§ INPUT MATERIAL:
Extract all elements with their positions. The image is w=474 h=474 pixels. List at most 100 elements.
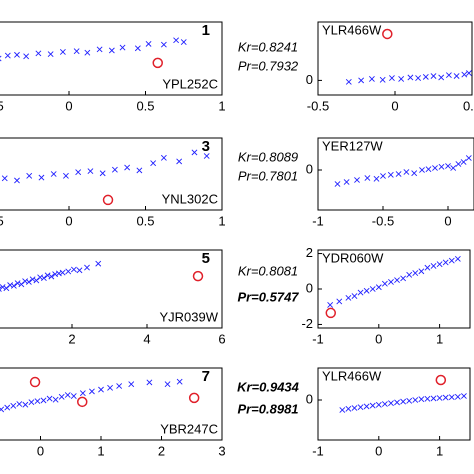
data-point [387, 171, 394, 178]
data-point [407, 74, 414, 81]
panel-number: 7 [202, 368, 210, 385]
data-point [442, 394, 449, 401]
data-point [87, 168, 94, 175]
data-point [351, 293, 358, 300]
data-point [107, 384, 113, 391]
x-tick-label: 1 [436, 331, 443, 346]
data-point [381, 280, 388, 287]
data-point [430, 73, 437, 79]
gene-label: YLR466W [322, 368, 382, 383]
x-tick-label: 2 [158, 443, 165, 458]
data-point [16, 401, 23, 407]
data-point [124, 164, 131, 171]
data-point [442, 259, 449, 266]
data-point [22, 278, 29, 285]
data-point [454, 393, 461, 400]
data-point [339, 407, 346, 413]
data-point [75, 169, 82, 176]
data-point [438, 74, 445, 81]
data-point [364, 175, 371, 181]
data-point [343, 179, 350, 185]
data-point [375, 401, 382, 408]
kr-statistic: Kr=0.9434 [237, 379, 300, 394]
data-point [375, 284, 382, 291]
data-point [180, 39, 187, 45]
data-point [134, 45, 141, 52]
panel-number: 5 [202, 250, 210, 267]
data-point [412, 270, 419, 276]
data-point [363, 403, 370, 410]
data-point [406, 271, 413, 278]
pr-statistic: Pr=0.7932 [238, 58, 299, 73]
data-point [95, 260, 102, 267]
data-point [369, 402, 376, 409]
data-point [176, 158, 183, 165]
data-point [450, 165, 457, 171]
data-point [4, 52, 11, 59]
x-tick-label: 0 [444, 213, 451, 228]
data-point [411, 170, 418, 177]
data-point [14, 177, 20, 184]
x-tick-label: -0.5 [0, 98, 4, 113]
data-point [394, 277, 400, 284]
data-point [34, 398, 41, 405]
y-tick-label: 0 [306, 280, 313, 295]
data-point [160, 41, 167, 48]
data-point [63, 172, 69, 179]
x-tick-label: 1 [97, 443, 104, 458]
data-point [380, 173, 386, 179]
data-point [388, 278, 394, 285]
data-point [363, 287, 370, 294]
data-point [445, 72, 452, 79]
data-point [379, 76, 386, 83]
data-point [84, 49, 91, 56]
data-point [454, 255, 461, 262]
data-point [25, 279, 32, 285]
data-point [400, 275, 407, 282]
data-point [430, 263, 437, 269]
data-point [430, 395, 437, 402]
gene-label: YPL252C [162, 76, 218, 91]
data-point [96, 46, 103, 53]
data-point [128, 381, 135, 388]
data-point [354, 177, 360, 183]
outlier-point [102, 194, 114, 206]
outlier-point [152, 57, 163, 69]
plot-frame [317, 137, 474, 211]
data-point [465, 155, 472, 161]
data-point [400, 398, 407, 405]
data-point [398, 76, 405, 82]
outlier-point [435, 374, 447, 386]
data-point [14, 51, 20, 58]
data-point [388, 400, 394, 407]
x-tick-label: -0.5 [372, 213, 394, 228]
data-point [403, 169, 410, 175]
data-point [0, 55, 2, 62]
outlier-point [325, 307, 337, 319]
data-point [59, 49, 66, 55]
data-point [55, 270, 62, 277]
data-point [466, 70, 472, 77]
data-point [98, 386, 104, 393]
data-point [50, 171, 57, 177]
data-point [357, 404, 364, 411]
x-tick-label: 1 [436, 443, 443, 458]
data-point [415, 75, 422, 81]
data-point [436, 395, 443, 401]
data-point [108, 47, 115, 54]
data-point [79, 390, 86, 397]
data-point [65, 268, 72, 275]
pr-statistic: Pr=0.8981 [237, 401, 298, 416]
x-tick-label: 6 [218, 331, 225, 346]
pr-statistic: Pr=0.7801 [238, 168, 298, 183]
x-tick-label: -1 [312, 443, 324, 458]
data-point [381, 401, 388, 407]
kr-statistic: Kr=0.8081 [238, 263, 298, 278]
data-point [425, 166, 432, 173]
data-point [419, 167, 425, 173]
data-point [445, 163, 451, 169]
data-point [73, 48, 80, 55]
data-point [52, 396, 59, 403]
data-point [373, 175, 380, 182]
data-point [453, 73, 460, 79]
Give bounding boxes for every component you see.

--

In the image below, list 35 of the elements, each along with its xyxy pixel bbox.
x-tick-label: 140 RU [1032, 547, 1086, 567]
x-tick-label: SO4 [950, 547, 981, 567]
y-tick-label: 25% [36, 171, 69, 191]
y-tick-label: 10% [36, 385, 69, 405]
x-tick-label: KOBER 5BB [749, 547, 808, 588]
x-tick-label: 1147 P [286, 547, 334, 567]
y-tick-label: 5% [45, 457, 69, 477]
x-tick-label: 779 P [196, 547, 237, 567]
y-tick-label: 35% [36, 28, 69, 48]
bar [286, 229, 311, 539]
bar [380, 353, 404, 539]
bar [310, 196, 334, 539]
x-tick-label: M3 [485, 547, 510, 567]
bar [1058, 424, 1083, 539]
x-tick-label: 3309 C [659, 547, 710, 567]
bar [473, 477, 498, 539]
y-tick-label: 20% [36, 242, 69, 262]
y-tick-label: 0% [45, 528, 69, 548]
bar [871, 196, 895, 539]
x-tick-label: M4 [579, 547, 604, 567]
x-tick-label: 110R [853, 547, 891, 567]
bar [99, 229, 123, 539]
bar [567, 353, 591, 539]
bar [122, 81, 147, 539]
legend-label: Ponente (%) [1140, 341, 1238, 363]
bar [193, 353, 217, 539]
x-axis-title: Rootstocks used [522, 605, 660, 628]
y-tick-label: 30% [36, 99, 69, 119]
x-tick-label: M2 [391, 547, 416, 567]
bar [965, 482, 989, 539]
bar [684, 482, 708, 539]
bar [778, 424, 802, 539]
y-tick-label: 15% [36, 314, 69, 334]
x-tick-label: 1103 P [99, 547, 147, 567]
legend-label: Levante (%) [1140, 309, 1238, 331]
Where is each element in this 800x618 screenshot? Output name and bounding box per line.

§ WHAT TO WORK ON: Gather every line of the data above that contains the string "outlier" and list those lines in the order they appear.

§ FINAL RESULT:
outlier-point [102, 194, 114, 206]
outlier-point [152, 57, 163, 69]
outlier-point [435, 374, 447, 386]
outlier-point [325, 307, 337, 319]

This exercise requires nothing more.